[Start of Records]

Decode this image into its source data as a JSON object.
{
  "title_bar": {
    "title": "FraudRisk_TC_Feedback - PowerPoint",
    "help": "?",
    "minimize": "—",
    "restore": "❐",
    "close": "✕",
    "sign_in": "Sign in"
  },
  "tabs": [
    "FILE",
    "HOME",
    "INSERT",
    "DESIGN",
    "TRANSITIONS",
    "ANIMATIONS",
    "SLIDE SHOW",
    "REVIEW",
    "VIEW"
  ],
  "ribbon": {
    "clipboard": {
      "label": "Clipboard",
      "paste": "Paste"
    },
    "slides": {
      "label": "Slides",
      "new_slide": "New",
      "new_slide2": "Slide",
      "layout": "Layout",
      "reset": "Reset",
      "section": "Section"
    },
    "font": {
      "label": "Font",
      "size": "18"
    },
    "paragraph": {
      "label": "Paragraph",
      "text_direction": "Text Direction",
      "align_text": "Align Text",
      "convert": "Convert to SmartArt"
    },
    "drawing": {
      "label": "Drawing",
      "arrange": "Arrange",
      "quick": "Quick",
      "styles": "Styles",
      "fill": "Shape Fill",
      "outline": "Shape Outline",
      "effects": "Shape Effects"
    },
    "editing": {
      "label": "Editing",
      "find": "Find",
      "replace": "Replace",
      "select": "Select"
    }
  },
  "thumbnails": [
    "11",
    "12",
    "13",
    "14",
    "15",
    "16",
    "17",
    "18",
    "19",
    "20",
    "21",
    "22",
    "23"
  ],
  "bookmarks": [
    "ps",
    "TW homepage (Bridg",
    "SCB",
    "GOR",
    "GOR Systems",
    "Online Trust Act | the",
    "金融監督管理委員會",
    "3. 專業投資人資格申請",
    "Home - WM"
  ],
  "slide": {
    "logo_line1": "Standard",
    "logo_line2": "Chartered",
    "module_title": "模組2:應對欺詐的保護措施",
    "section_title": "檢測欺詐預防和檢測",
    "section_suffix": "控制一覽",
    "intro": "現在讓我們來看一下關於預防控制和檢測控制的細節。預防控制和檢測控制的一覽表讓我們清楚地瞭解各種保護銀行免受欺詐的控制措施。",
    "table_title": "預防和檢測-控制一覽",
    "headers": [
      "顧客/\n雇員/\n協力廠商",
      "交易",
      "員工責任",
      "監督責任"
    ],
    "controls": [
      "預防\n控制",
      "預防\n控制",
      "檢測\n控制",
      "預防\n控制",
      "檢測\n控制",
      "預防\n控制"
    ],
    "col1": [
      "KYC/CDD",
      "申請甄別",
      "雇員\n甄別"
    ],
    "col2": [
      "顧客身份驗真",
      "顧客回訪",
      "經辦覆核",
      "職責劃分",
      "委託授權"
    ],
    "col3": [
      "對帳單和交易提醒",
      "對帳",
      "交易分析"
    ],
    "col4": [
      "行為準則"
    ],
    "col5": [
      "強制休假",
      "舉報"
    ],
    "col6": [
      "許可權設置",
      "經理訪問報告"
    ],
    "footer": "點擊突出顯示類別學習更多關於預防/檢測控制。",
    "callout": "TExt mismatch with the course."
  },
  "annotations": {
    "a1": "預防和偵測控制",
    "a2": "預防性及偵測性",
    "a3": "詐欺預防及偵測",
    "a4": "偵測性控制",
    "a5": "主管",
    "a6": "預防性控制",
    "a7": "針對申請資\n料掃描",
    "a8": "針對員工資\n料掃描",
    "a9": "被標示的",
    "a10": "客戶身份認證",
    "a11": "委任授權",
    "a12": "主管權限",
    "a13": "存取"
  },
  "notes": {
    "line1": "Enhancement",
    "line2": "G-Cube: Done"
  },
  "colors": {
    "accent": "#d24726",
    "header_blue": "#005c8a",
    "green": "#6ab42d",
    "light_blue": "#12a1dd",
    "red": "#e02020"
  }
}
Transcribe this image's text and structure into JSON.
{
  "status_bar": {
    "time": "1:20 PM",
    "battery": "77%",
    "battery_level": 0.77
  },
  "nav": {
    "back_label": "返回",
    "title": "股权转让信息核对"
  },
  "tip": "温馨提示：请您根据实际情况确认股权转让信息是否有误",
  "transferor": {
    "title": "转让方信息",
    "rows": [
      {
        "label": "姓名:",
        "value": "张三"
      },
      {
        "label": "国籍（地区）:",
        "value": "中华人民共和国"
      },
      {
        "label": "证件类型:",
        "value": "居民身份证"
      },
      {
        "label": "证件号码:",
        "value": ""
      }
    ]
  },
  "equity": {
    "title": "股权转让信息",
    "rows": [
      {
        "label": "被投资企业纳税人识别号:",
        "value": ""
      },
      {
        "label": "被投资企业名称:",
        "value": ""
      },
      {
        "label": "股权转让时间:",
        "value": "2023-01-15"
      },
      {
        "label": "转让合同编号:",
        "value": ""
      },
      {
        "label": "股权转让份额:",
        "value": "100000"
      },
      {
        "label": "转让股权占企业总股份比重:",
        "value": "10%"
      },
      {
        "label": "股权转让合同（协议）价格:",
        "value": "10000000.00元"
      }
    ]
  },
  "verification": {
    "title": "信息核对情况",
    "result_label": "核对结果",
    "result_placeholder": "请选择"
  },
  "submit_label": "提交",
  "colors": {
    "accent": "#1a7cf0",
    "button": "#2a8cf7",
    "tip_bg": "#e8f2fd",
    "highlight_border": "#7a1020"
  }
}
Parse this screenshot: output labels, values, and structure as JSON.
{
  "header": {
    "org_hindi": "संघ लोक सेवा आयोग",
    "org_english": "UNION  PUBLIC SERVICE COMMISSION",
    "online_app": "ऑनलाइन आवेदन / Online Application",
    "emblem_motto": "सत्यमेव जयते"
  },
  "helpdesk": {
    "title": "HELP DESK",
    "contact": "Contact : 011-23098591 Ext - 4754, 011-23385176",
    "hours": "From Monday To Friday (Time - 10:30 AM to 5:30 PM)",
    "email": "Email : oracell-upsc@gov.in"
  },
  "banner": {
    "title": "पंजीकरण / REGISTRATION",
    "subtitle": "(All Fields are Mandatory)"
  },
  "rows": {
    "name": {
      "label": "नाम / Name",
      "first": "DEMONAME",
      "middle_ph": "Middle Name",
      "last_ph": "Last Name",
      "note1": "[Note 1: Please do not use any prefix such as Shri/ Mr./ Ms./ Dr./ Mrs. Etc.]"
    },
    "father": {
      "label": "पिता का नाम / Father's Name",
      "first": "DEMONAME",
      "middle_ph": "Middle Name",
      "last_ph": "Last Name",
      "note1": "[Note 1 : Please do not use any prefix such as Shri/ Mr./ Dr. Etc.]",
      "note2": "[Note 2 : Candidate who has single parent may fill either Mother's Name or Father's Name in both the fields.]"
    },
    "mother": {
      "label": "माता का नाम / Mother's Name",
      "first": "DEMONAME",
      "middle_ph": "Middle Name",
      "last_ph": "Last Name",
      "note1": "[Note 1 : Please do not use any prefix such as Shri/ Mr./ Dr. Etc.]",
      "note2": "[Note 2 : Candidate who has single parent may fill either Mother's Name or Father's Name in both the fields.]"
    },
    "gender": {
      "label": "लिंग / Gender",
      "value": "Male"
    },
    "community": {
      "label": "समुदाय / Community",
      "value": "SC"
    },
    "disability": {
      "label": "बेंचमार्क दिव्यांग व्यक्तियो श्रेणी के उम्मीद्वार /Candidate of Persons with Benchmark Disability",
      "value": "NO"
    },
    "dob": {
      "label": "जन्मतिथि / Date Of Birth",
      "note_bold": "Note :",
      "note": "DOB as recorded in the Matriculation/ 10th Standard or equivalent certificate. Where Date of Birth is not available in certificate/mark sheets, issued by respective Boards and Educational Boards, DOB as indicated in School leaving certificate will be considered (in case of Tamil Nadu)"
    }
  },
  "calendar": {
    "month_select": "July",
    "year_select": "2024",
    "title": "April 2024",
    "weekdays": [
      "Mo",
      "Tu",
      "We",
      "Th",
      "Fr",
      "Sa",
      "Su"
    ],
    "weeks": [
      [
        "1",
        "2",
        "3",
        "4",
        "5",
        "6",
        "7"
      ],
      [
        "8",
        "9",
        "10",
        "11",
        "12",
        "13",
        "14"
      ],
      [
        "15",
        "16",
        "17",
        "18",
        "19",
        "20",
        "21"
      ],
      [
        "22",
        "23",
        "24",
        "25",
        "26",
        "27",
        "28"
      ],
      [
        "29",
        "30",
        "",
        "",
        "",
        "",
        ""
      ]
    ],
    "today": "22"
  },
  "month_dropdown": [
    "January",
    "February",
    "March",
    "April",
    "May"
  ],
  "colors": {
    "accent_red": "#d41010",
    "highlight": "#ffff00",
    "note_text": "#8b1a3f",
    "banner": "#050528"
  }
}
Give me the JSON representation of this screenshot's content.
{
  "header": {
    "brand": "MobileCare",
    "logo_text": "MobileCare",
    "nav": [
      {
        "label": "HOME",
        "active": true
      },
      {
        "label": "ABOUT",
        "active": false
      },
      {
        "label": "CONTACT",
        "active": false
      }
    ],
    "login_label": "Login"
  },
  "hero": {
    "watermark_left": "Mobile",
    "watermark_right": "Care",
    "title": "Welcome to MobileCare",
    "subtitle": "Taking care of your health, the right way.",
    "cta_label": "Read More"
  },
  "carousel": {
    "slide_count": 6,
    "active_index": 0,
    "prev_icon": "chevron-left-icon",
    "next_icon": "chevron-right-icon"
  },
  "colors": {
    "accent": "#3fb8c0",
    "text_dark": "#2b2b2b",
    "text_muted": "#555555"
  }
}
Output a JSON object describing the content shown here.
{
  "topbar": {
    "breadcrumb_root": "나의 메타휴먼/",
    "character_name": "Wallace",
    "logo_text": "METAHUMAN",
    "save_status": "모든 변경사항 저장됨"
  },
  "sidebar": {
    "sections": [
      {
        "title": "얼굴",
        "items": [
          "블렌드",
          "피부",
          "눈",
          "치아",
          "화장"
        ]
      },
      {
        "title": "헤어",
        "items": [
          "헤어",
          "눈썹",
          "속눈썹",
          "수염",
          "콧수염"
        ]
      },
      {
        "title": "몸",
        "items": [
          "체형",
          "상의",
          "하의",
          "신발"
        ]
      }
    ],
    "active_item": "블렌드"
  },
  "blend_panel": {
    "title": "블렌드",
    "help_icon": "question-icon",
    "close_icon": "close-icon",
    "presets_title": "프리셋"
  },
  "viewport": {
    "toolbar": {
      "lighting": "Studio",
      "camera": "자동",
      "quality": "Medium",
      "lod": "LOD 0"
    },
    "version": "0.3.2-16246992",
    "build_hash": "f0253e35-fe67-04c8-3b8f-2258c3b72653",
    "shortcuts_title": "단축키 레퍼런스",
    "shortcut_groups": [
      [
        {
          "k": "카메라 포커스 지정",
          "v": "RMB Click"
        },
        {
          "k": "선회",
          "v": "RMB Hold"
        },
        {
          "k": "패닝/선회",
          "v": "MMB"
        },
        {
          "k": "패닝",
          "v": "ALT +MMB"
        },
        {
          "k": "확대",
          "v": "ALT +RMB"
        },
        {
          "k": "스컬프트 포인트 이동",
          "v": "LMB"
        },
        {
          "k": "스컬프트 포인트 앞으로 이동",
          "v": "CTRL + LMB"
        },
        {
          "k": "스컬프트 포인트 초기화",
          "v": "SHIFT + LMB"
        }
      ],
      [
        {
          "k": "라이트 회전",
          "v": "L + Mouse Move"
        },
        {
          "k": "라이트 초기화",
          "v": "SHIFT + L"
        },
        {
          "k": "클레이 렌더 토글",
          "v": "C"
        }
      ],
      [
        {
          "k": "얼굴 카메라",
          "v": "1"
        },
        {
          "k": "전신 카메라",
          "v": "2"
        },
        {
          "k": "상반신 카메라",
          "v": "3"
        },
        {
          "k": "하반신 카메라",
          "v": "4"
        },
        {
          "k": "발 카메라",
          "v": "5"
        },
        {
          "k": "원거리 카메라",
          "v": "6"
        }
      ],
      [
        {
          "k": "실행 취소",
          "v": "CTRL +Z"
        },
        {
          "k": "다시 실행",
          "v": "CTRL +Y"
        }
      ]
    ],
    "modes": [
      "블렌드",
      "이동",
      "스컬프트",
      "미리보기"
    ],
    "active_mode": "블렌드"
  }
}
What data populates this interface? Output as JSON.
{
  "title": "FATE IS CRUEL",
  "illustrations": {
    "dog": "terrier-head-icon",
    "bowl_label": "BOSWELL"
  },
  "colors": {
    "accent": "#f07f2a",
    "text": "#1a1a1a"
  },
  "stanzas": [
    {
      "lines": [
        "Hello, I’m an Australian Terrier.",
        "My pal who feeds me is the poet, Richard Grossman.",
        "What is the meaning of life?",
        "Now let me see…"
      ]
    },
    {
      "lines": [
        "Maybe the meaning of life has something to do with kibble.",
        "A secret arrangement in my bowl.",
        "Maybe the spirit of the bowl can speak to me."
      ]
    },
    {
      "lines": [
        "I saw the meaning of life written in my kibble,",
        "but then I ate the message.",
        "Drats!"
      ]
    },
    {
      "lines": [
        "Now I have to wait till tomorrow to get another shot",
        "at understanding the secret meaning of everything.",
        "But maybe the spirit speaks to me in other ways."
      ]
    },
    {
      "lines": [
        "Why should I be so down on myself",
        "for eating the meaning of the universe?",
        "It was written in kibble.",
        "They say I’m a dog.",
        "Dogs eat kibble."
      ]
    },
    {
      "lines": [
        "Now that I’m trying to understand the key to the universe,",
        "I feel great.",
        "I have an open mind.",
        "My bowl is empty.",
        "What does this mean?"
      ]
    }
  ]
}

[End of Records]

* _Task brief_
Looking at the records above, report how many lines contain the word "universe". Answer with the number only.

* _Response_
2